Directive: Which lines have the string "Xcode"? Copy all of them from the entries below.

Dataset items
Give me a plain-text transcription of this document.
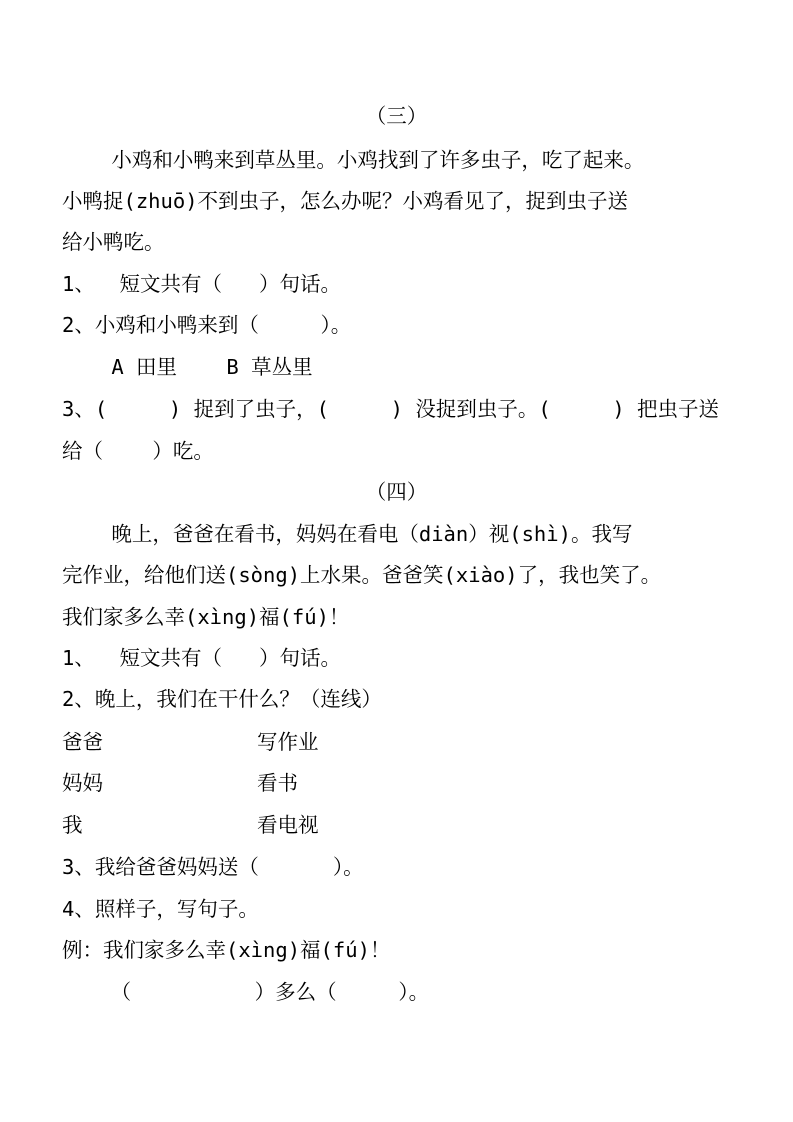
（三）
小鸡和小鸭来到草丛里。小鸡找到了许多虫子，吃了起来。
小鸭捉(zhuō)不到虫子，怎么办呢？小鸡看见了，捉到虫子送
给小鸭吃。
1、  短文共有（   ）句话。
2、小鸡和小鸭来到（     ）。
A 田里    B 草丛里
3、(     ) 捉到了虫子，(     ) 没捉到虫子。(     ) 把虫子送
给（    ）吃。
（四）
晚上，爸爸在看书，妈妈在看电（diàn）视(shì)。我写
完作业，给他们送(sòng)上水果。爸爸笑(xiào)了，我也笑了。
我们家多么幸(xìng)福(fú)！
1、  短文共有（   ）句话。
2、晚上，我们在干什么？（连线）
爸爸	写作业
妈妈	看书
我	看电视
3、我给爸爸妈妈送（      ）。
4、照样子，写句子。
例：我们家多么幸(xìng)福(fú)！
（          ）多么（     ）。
...
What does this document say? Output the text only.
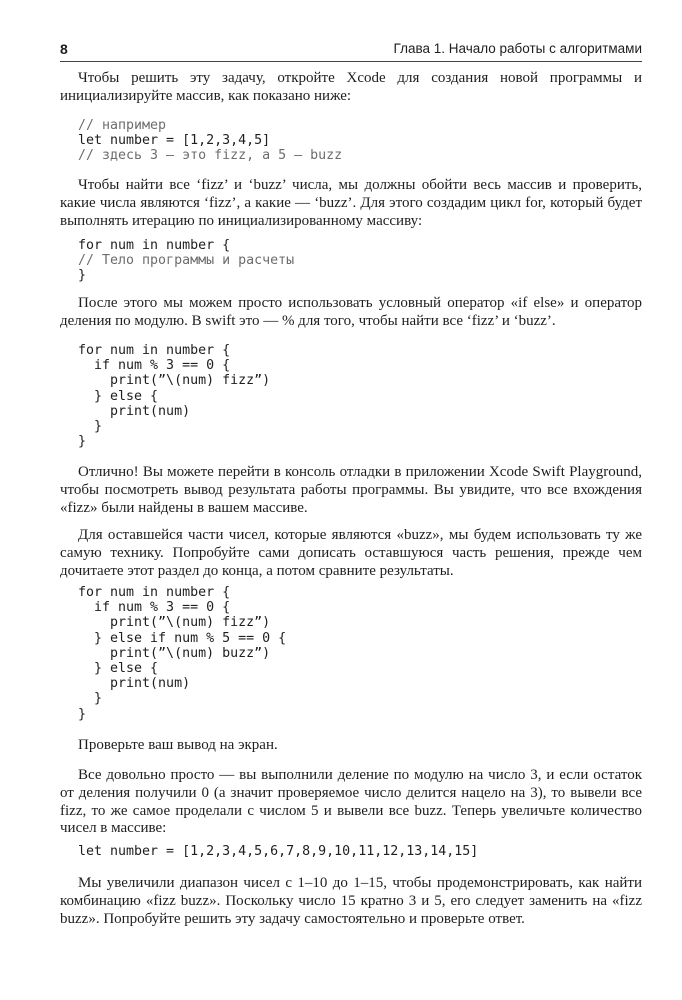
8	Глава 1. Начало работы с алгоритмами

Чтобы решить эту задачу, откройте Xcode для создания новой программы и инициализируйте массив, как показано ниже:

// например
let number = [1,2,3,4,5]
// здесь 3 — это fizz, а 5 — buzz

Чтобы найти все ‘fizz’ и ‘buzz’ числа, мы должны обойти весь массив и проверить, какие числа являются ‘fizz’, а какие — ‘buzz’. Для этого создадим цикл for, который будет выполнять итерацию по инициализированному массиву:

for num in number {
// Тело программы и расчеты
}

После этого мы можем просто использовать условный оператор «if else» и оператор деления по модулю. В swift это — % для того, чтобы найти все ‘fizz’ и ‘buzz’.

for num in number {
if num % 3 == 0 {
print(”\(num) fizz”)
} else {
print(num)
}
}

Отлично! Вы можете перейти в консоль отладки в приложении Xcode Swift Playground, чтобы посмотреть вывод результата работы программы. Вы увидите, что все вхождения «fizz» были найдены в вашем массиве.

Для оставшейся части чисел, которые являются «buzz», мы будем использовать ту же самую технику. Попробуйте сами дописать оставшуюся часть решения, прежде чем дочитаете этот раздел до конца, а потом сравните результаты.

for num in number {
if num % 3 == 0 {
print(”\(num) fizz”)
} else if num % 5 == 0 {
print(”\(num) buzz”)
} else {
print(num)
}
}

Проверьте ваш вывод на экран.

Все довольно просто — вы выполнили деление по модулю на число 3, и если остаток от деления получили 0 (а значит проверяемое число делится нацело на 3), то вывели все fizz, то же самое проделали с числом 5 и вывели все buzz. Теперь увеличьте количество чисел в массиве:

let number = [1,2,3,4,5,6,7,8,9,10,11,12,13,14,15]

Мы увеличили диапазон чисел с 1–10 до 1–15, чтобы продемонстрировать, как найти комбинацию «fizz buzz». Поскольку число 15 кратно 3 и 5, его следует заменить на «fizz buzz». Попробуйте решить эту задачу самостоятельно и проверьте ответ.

Result of this exercise:
Чтобы решить эту задачу, откройте Xcode для создания новой программы и инициализируйте массив, как показано ниже:
Отлично! Вы можете перейти в консоль отладки в приложении Xcode Swift Playground, чтобы посмотреть вывод результата работы программы. Вы увидите, что все вхождения «fizz» были найдены в вашем массиве.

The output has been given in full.